Written task :: Gather every line holding the string "Audio".

Data shown ::
_ _ _ _ _
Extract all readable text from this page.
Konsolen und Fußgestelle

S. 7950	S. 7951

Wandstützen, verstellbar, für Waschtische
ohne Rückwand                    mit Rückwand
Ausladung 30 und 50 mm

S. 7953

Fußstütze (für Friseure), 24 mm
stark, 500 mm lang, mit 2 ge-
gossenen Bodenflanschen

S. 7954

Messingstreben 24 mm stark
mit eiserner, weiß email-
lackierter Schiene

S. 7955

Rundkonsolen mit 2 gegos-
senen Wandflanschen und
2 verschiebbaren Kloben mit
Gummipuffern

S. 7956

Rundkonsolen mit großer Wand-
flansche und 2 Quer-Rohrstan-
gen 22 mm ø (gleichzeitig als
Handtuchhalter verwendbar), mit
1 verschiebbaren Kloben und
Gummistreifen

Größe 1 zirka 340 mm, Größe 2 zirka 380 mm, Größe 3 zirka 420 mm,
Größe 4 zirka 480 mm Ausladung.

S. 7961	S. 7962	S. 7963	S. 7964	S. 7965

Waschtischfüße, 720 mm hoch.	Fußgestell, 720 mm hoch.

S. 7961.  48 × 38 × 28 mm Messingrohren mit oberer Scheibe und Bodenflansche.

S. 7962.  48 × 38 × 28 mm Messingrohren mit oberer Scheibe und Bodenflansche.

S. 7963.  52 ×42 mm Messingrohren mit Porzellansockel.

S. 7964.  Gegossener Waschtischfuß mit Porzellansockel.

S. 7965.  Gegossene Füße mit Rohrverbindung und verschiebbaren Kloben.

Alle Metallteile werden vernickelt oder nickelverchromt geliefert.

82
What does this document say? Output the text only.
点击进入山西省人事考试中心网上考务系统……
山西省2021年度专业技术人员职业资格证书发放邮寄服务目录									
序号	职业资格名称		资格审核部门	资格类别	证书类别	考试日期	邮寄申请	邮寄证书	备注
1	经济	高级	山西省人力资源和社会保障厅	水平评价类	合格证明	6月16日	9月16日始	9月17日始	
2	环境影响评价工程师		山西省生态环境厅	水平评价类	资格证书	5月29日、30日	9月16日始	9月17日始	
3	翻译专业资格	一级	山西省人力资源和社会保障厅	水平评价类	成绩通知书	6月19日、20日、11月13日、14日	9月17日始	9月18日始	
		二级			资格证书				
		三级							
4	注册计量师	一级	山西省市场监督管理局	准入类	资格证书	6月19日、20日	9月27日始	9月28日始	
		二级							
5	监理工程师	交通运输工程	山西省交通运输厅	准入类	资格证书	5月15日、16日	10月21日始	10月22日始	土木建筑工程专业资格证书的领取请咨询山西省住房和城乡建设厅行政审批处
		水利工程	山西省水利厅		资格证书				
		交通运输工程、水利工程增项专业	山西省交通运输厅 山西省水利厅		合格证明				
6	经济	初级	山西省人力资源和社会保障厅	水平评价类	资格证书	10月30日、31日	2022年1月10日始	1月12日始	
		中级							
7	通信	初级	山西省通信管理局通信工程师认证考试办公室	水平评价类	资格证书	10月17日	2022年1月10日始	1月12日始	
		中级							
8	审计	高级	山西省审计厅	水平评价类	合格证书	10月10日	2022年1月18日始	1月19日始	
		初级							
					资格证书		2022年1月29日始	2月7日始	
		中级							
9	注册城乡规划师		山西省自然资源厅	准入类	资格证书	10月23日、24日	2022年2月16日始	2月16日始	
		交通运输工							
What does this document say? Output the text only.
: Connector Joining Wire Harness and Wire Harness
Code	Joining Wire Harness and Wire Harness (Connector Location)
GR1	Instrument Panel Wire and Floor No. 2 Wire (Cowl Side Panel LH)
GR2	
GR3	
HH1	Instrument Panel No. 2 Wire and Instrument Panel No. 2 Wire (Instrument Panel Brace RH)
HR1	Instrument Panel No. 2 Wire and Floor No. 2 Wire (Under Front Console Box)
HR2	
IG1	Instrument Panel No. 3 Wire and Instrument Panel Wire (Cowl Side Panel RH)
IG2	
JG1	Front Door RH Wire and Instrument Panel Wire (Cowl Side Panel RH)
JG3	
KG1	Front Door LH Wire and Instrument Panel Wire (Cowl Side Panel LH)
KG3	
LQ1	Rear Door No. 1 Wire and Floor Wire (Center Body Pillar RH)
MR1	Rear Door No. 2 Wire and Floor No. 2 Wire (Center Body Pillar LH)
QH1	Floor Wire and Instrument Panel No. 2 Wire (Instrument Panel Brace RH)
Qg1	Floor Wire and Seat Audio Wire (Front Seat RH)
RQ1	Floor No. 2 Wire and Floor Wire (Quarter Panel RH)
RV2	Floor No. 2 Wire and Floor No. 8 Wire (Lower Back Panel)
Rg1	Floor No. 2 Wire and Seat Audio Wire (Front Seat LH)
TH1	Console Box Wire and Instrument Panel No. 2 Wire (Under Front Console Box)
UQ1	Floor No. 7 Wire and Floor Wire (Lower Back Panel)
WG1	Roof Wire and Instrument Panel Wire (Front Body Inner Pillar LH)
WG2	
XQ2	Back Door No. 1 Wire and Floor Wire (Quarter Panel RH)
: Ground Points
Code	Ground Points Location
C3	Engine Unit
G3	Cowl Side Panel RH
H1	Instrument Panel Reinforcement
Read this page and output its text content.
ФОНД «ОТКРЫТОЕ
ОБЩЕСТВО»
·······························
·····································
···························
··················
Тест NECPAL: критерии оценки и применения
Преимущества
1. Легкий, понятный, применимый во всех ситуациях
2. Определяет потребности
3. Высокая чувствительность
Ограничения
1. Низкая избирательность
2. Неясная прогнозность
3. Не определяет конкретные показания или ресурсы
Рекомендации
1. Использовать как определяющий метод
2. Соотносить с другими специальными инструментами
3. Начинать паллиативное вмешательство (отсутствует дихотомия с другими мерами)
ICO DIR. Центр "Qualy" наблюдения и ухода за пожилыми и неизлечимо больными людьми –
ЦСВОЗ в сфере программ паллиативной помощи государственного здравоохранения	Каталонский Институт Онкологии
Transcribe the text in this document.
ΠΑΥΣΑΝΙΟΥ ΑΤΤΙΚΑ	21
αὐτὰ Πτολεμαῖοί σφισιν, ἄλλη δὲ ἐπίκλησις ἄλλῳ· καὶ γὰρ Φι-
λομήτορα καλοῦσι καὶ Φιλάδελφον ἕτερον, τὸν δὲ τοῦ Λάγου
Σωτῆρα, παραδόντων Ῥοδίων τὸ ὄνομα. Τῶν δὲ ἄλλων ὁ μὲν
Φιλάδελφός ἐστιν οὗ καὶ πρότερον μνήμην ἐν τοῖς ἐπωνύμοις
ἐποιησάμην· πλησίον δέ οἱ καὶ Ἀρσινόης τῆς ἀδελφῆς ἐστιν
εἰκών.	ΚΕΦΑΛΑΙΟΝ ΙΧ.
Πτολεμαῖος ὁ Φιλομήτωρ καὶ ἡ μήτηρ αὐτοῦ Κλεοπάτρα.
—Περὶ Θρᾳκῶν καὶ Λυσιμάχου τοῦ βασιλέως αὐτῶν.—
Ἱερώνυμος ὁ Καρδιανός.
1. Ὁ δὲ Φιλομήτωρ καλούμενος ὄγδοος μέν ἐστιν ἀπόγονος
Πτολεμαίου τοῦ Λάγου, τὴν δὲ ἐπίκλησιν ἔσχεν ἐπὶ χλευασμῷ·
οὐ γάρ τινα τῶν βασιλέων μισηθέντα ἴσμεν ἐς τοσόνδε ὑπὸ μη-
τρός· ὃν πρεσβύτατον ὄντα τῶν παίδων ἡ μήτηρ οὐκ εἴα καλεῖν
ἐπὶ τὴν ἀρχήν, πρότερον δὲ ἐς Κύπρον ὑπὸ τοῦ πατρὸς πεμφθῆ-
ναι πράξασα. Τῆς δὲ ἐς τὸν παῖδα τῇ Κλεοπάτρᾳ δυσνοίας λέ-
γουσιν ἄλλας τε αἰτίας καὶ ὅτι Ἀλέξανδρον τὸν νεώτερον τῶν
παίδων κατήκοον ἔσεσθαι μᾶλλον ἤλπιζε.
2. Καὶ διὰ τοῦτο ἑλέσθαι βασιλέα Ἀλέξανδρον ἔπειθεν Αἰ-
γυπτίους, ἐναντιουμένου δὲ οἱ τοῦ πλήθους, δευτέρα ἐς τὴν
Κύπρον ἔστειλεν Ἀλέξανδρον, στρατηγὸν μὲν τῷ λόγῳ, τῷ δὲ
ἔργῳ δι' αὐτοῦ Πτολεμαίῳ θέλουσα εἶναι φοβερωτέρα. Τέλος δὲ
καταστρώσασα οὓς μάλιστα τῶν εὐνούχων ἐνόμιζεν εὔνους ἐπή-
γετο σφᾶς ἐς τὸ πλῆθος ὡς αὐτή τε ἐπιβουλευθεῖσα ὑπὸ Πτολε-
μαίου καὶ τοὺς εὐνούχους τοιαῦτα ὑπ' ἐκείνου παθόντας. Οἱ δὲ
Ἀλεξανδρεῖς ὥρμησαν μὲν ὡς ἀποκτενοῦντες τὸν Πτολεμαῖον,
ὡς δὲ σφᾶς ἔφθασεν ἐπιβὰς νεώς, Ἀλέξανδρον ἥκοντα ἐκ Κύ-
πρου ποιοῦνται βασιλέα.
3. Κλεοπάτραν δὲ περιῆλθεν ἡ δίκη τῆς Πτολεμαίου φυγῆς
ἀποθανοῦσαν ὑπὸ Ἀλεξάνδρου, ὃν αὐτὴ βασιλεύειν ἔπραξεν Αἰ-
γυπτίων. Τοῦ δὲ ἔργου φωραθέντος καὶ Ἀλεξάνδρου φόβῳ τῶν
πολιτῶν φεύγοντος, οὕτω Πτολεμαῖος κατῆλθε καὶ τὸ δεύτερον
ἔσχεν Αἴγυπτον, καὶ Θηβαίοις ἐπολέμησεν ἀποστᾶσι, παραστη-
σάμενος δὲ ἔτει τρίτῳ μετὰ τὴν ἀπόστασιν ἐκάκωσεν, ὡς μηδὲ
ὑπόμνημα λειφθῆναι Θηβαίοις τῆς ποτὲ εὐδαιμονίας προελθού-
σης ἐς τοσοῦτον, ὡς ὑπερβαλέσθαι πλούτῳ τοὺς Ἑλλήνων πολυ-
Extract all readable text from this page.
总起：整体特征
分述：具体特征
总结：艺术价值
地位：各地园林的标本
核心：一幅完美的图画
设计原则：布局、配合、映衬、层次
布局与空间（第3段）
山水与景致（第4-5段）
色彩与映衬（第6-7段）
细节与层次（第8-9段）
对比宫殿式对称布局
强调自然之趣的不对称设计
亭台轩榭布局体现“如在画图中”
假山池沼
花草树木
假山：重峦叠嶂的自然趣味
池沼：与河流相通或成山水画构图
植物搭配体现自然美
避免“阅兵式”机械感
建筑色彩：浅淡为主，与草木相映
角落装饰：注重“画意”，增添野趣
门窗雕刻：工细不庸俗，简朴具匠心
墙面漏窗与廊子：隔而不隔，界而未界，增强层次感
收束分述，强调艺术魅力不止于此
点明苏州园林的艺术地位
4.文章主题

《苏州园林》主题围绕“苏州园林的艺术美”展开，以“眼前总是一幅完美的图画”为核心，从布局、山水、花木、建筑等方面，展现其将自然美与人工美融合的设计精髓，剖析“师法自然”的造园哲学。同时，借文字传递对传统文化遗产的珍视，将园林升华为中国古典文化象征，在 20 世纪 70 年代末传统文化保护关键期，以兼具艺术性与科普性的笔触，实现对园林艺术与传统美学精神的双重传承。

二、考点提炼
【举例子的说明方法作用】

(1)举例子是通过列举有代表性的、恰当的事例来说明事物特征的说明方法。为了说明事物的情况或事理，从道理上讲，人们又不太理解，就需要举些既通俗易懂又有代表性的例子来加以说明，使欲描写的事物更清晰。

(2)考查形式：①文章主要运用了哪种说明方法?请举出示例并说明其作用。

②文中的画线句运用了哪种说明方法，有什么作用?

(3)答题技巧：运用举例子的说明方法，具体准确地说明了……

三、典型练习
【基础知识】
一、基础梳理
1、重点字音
_ _ _ _ _
Right answer ::
Qg1	Floor Wire and Seat Audio Wire (Front Seat RH)
Rg1	Floor No. 2 Wire and Seat Audio Wire (Front Seat LH)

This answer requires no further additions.